• _Instruction_
Transcribe every line of the records verbatim.

● ● ● ●

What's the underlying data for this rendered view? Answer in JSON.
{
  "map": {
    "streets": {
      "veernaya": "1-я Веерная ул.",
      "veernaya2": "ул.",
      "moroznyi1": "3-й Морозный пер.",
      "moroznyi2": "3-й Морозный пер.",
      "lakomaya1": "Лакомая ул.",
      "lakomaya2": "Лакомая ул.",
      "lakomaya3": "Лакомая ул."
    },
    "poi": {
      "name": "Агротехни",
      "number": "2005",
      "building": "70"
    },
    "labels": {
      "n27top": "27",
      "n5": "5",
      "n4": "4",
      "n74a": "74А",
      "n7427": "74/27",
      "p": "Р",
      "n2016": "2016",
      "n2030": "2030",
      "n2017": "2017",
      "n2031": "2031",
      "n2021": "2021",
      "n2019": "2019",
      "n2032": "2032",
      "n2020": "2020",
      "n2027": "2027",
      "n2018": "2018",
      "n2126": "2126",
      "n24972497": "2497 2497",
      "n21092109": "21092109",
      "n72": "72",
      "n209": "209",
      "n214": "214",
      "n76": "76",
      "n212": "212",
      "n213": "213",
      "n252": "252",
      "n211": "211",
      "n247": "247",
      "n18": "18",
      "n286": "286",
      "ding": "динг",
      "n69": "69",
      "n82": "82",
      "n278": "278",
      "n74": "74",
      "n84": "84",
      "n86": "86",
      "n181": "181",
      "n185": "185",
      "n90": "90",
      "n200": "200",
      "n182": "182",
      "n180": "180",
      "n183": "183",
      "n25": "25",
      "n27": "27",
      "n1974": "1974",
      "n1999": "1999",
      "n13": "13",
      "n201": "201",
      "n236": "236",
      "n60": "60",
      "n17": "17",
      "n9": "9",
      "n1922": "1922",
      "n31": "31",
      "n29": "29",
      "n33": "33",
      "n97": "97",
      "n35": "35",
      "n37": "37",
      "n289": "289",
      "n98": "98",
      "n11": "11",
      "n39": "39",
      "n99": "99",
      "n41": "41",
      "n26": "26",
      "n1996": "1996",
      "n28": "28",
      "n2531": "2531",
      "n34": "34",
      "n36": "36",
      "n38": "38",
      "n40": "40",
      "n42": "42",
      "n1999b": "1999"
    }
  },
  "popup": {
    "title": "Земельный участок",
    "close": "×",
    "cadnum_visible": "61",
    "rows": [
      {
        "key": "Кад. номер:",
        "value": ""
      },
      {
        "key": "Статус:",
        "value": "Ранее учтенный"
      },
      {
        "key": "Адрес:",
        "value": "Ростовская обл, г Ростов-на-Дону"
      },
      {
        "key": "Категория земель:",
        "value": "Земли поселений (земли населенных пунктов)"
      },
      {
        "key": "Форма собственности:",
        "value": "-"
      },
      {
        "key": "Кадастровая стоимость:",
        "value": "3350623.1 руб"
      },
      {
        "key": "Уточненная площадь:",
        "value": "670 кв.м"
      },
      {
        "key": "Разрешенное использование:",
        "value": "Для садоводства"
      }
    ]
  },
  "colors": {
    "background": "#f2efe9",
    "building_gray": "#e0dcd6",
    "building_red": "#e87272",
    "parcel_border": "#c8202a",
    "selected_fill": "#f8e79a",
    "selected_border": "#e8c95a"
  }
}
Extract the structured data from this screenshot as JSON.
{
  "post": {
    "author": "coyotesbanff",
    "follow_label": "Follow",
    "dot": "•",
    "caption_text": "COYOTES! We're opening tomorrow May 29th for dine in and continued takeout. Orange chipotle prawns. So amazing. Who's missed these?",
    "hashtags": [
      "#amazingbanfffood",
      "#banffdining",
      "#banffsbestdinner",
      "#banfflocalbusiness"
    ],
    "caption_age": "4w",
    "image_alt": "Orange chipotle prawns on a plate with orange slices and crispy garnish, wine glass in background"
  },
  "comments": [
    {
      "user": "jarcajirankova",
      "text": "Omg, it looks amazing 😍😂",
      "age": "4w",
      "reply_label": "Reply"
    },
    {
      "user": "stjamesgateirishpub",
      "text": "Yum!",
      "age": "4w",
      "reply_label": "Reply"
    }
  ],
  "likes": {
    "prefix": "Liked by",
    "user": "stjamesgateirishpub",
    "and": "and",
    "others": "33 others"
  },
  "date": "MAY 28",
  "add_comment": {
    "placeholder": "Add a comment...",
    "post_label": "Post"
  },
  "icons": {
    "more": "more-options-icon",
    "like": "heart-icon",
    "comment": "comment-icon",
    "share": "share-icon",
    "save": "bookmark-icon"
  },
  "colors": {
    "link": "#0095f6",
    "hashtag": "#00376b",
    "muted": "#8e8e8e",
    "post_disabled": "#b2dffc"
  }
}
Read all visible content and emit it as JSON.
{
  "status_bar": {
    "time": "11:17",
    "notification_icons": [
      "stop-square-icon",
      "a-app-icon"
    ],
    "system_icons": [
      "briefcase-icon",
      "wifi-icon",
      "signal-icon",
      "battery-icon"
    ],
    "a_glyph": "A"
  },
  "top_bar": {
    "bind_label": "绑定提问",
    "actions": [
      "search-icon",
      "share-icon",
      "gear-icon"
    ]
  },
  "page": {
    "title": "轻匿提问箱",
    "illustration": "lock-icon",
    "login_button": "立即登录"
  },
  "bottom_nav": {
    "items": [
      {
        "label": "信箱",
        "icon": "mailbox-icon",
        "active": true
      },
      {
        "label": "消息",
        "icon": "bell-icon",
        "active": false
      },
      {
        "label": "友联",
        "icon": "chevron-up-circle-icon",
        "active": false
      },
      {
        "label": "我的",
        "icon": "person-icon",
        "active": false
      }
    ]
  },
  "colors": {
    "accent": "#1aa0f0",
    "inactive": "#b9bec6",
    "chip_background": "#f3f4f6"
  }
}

● ● ● ●

• _Problem solution_
What's the underlying data for this rendered view? Answer in JSON.
{
  "map": {
    "streets": {
      "veernaya": "1-я Веерная ул.",
      "veernaya2": "ул.",
      "moroznyi1": "3-й Морозный пер.",
      "moroznyi2": "3-й Морозный пер.",
      "lakomaya1": "Лакомая ул.",
      "lakomaya2": "Лакомая ул.",
      "lakomaya3": "Лакомая ул."
    },
    "poi": {
      "name": "Агротехни",
      "number": "2005",
      "building": "70"
    },
    "labels": {
      "n27top": "27",
      "n5": "5",
      "n4": "4",
      "n74a": "74А",
      "n7427": "74/27",
      "p": "Р",
      "n2016": "2016",
      "n2030": "2030",
      "n2017": "2017",
      "n2031": "2031",
      "n2021": "2021",
      "n2019": "2019",
      "n2032": "2032",
      "n2020": "2020",
      "n2027": "2027",
      "n2018": "2018",
      "n2126": "2126",
      "n24972497": "2497 2497",
      "n21092109": "21092109",
      "n72": "72",
      "n209": "209",
      "n214": "214",
      "n76": "76",
      "n212": "212",
      "n213": "213",
      "n252": "252",
      "n211": "211",
      "n247": "247",
      "n18": "18",
      "n286": "286",
      "ding": "динг",
      "n69": "69",
      "n82": "82",
      "n278": "278",
      "n74": "74",
      "n84": "84",
      "n86": "86",
      "n181": "181",
      "n185": "185",
      "n90": "90",
      "n200": "200",
      "n182": "182",
      "n180": "180",
      "n183": "183",
      "n25": "25",
      "n27": "27",
      "n1974": "1974",
      "n1999": "1999",
      "n13": "13",
      "n201": "201",
      "n236": "236",
      "n60": "60",
      "n17": "17",
      "n9": "9",
      "n1922": "1922",
      "n31": "31",
      "n29": "29",
      "n33": "33",
      "n97": "97",
      "n35": "35",
      "n37": "37",
      "n289": "289",
      "n98": "98",
      "n11": "11",
      "n39": "39",
      "n99": "99",
      "n41": "41",
      "n26": "26",
      "n1996": "1996",
      "n28": "28",
      "n2531": "2531",
      "n34": "34",
      "n36": "36",
      "n38": "38",
      "n40": "40",
      "n42": "42",
      "n1999b": "1999"
    }
  },
  "popup": {
    "title": "Земельный участок",
    "close": "×",
    "cadnum_visible": "61",
    "rows": [
      {
        "key": "Кад. номер:",
        "value": ""
      },
      {
        "key": "Статус:",
        "value": "Ранее учтенный"
      },
      {
        "key": "Адрес:",
        "value": "Ростовская обл, г Ростов-на-Дону"
      },
      {
        "key": "Категория земель:",
        "value": "Земли поселений (земли населенных пунктов)"
      },
      {
        "key": "Форма собственности:",
        "value": "-"
      },
      {
        "key": "Кадастровая стоимость:",
        "value": "3350623.1 руб"
      },
      {
        "key": "Уточненная площадь:",
        "value": "670 кв.м"
      },
      {
        "key": "Разрешенное использование:",
        "value": "Для садоводства"
      }
    ]
  },
  "colors": {
    "background": "#f2efe9",
    "building_gray": "#e0dcd6",
    "building_red": "#e87272",
    "parcel_border": "#c8202a",
    "selected_fill": "#f8e79a",
    "selected_border": "#e8c95a"
  }
}
Extract the structured data from this screenshot as JSON.
{
  "post": {
    "author": "coyotesbanff",
    "follow_label": "Follow",
    "dot": "•",
    "caption_text": "COYOTES! We're opening tomorrow May 29th for dine in and continued takeout. Orange chipotle prawns. So amazing. Who's missed these?",
    "hashtags": [
      "#amazingbanfffood",
      "#banffdining",
      "#banffsbestdinner",
      "#banfflocalbusiness"
    ],
    "caption_age": "4w",
    "image_alt": "Orange chipotle prawns on a plate with orange slices and crispy garnish, wine glass in background"
  },
  "comments": [
    {
      "user": "jarcajirankova",
      "text": "Omg, it looks amazing 😍😂",
      "age": "4w",
      "reply_label": "Reply"
    },
    {
      "user": "stjamesgateirishpub",
      "text": "Yum!",
      "age": "4w",
      "reply_label": "Reply"
    }
  ],
  "likes": {
    "prefix": "Liked by",
    "user": "stjamesgateirishpub",
    "and": "and",
    "others": "33 others"
  },
  "date": "MAY 28",
  "add_comment": {
    "placeholder": "Add a comment...",
    "post_label": "Post"
  },
  "icons": {
    "more": "more-options-icon",
    "like": "heart-icon",
    "comment": "comment-icon",
    "share": "share-icon",
    "save": "bookmark-icon"
  },
  "colors": {
    "link": "#0095f6",
    "hashtag": "#00376b",
    "muted": "#8e8e8e",
    "post_disabled": "#b2dffc"
  }
}
Read all visible content and emit it as JSON.
{
  "status_bar": {
    "time": "11:17",
    "notification_icons": [
      "stop-square-icon",
      "a-app-icon"
    ],
    "system_icons": [
      "briefcase-icon",
      "wifi-icon",
      "signal-icon",
      "battery-icon"
    ],
    "a_glyph": "A"
  },
  "top_bar": {
    "bind_label": "绑定提问",
    "actions": [
      "search-icon",
      "share-icon",
      "gear-icon"
    ]
  },
  "page": {
    "title": "轻匿提问箱",
    "illustration": "lock-icon",
    "login_button": "立即登录"
  },
  "bottom_nav": {
    "items": [
      {
        "label": "信箱",
        "icon": "mailbox-icon",
        "active": true
      },
      {
        "label": "消息",
        "icon": "bell-icon",
        "active": false
      },
      {
        "label": "友联",
        "icon": "chevron-up-circle-icon",
        "active": false
      },
      {
        "label": "我的",
        "icon": "person-icon",
        "active": false
      }
    ]
  },
  "colors": {
    "accent": "#1aa0f0",
    "inactive": "#b9bec6",
    "chip_background": "#f3f4f6"
  }
}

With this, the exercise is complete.